* BEGIN EXCERPTED RECORDS *

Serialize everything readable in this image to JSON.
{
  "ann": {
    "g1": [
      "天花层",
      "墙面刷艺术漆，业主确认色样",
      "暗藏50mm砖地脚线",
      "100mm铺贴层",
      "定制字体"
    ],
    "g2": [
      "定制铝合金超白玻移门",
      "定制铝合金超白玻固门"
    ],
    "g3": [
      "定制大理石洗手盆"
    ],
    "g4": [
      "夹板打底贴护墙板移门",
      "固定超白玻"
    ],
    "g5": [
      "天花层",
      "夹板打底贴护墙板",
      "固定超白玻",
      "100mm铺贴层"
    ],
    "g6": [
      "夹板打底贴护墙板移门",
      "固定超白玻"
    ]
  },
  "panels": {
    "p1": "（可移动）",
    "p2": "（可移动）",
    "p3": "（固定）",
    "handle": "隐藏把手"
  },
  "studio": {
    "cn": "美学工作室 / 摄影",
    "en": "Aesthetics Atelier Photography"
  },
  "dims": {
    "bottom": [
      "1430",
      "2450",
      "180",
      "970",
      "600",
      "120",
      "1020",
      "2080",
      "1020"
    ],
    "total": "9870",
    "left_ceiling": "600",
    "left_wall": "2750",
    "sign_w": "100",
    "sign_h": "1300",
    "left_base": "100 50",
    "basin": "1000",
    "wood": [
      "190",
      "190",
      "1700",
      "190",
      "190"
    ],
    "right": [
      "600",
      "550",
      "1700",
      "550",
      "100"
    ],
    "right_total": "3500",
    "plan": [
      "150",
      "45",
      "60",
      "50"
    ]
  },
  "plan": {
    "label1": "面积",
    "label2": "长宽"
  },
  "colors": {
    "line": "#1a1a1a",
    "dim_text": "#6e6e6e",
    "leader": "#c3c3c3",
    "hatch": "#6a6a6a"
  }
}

* END EXCERPTED RECORDS *

* **EXERCISE**:
All entries must be repeated verbatim.

* **CORRECT RESULT**:
Serialize everything readable in this image to JSON.
{
  "ann": {
    "g1": [
      "天花层",
      "墙面刷艺术漆，业主确认色样",
      "暗藏50mm砖地脚线",
      "100mm铺贴层",
      "定制字体"
    ],
    "g2": [
      "定制铝合金超白玻移门",
      "定制铝合金超白玻固门"
    ],
    "g3": [
      "定制大理石洗手盆"
    ],
    "g4": [
      "夹板打底贴护墙板移门",
      "固定超白玻"
    ],
    "g5": [
      "天花层",
      "夹板打底贴护墙板",
      "固定超白玻",
      "100mm铺贴层"
    ],
    "g6": [
      "夹板打底贴护墙板移门",
      "固定超白玻"
    ]
  },
  "panels": {
    "p1": "（可移动）",
    "p2": "（可移动）",
    "p3": "（固定）",
    "handle": "隐藏把手"
  },
  "studio": {
    "cn": "美学工作室 / 摄影",
    "en": "Aesthetics Atelier Photography"
  },
  "dims": {
    "bottom": [
      "1430",
      "2450",
      "180",
      "970",
      "600",
      "120",
      "1020",
      "2080",
      "1020"
    ],
    "total": "9870",
    "left_ceiling": "600",
    "left_wall": "2750",
    "sign_w": "100",
    "sign_h": "1300",
    "left_base": "100 50",
    "basin": "1000",
    "wood": [
      "190",
      "190",
      "1700",
      "190",
      "190"
    ],
    "right": [
      "600",
      "550",
      "1700",
      "550",
      "100"
    ],
    "right_total": "3500",
    "plan": [
      "150",
      "45",
      "60",
      "50"
    ]
  },
  "plan": {
    "label1": "面积",
    "label2": "长宽"
  },
  "colors": {
    "line": "#1a1a1a",
    "dim_text": "#6e6e6e",
    "leader": "#c3c3c3",
    "hatch": "#6a6a6a"
  }
}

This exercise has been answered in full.